Direction:
Copy out every record precisely.

Raw records:
•••••
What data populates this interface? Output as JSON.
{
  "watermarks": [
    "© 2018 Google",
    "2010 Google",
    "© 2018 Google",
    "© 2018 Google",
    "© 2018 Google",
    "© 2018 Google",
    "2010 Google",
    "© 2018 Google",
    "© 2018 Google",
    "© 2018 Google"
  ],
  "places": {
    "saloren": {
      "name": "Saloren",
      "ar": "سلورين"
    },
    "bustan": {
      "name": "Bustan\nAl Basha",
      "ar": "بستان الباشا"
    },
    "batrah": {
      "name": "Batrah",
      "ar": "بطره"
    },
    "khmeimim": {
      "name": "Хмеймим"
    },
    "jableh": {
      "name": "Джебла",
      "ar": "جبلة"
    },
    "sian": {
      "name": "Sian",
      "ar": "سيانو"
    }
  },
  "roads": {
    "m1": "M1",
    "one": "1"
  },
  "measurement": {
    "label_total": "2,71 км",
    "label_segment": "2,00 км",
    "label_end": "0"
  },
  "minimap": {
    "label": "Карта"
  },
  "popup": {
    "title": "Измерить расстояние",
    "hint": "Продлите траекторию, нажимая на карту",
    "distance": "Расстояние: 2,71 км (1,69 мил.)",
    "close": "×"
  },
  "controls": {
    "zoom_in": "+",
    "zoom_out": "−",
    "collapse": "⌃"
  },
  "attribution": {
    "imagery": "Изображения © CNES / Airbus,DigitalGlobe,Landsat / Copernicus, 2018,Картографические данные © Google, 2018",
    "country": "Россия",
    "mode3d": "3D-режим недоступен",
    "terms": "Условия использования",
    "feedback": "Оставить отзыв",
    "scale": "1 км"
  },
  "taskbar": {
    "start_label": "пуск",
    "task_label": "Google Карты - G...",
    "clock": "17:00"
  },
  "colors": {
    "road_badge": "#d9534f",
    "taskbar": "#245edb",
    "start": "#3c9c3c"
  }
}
•••••
Full solution:
What data populates this interface? Output as JSON.
{
  "watermarks": [
    "© 2018 Google",
    "2010 Google",
    "© 2018 Google",
    "© 2018 Google",
    "© 2018 Google",
    "© 2018 Google",
    "2010 Google",
    "© 2018 Google",
    "© 2018 Google",
    "© 2018 Google"
  ],
  "places": {
    "saloren": {
      "name": "Saloren",
      "ar": "سلورين"
    },
    "bustan": {
      "name": "Bustan\nAl Basha",
      "ar": "بستان الباشا"
    },
    "batrah": {
      "name": "Batrah",
      "ar": "بطره"
    },
    "khmeimim": {
      "name": "Хмеймим"
    },
    "jableh": {
      "name": "Джебла",
      "ar": "جبلة"
    },
    "sian": {
      "name": "Sian",
      "ar": "سيانو"
    }
  },
  "roads": {
    "m1": "M1",
    "one": "1"
  },
  "measurement": {
    "label_total": "2,71 км",
    "label_segment": "2,00 км",
    "label_end": "0"
  },
  "minimap": {
    "label": "Карта"
  },
  "popup": {
    "title": "Измерить расстояние",
    "hint": "Продлите траекторию, нажимая на карту",
    "distance": "Расстояние: 2,71 км (1,69 мил.)",
    "close": "×"
  },
  "controls": {
    "zoom_in": "+",
    "zoom_out": "−",
    "collapse": "⌃"
  },
  "attribution": {
    "imagery": "Изображения © CNES / Airbus,DigitalGlobe,Landsat / Copernicus, 2018,Картографические данные © Google, 2018",
    "country": "Россия",
    "mode3d": "3D-режим недоступен",
    "terms": "Условия использования",
    "feedback": "Оставить отзыв",
    "scale": "1 км"
  },
  "taskbar": {
    "start_label": "пуск",
    "task_label": "Google Карты - G...",
    "clock": "17:00"
  },
  "colors": {
    "road_badge": "#d9534f",
    "taskbar": "#245edb",
    "start": "#3c9c3c"
  }
}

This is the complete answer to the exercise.